Short exercise -> Identify the lines that contain the word "Language", then copy them.
· · ·
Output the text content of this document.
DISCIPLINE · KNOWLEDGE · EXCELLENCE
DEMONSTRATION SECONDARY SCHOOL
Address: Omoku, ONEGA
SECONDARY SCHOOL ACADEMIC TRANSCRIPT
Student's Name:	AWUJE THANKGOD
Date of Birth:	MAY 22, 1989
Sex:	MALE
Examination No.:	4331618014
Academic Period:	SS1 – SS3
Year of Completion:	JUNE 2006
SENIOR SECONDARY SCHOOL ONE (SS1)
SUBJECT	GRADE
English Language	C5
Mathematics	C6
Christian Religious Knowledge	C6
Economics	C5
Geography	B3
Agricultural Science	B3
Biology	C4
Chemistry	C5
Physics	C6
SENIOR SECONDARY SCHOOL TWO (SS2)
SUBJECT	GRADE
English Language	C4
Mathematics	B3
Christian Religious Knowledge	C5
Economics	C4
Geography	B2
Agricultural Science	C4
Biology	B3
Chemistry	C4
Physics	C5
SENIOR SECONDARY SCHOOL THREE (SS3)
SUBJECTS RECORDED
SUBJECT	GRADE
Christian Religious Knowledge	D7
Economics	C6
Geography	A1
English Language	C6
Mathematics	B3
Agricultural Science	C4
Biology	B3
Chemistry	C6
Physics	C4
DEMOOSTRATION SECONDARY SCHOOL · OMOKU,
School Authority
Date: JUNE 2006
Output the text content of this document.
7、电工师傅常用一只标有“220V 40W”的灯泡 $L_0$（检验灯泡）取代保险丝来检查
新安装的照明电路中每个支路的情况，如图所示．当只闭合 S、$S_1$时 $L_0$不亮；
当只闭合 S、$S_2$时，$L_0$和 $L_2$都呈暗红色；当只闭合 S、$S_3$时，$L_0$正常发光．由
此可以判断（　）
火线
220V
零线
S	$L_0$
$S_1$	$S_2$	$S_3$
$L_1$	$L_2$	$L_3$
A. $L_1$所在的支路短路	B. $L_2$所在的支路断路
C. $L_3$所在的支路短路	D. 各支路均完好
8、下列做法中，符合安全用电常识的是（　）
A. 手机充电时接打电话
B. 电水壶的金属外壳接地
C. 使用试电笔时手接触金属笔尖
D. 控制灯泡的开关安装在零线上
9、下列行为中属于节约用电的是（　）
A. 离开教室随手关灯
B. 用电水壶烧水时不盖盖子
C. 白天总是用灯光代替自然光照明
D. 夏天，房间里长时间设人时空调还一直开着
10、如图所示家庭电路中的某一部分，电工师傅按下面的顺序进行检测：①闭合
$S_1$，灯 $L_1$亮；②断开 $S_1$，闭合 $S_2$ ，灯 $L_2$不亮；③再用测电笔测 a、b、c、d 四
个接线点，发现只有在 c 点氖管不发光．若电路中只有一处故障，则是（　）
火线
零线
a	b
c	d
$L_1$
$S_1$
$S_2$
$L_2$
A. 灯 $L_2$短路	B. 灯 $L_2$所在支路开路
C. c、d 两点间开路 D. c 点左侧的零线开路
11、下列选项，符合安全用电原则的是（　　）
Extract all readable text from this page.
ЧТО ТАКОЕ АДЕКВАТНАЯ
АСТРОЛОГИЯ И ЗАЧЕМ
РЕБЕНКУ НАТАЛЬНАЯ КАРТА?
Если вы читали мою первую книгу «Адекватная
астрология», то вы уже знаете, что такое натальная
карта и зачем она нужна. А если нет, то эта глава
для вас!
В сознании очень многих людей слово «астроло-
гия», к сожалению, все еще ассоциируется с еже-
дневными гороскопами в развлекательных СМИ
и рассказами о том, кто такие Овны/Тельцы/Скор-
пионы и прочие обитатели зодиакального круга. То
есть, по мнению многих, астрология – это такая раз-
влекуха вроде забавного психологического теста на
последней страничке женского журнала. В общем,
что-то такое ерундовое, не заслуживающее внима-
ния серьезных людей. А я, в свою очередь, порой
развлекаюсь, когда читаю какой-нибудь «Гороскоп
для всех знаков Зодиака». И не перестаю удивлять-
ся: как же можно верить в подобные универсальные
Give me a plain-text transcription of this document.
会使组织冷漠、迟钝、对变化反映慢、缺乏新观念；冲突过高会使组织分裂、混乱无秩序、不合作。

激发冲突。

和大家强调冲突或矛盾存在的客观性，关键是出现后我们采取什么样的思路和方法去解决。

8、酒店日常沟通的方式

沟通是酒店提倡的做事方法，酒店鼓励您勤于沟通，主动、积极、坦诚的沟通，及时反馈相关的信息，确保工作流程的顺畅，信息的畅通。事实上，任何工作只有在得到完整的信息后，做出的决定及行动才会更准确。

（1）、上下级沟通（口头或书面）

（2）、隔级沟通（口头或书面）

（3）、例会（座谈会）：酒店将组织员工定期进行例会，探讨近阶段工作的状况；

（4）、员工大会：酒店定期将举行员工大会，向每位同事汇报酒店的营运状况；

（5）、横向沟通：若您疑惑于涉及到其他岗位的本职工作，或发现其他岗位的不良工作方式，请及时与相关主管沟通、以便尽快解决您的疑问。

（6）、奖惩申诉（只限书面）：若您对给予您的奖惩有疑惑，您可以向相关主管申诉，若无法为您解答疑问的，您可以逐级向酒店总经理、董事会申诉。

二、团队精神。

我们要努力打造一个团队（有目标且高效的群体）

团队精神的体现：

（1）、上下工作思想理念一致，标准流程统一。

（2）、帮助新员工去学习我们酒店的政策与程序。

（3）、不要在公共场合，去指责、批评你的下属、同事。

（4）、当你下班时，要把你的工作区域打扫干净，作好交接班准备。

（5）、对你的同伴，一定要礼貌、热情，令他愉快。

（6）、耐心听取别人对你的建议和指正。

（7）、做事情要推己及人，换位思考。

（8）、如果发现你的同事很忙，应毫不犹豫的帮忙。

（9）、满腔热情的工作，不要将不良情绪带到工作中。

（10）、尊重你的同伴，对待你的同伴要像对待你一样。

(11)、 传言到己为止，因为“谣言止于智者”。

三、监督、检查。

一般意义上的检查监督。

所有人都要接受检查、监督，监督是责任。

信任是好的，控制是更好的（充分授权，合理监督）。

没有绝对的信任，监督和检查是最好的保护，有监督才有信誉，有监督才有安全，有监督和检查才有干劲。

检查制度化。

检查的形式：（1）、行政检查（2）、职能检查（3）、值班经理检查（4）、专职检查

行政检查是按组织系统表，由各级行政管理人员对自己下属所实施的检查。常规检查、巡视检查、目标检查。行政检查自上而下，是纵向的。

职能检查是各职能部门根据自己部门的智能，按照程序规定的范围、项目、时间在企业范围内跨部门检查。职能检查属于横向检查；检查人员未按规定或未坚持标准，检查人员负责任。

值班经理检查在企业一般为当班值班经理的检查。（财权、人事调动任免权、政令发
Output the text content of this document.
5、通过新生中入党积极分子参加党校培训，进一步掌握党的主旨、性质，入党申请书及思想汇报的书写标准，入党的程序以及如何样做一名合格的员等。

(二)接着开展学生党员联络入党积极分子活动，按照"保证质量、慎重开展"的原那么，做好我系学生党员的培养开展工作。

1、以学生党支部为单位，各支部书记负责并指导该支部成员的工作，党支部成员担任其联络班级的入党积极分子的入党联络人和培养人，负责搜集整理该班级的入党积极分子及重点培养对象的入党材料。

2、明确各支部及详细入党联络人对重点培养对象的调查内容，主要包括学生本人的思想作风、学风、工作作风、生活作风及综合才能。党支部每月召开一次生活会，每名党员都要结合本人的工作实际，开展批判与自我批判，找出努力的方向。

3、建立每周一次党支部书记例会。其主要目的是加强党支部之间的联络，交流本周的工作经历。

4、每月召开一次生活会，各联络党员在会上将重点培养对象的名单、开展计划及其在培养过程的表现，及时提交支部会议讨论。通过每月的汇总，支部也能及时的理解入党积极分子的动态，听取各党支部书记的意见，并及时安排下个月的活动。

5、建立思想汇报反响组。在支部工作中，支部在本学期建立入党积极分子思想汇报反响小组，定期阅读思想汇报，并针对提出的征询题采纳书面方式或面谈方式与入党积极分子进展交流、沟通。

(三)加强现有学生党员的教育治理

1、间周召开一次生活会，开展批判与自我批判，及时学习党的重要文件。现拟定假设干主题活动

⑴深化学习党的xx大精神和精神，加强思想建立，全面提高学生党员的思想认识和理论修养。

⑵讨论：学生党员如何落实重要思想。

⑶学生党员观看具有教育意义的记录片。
· · ·
Response to this task ->
English Language	C5
English Language	C4
English Language	C6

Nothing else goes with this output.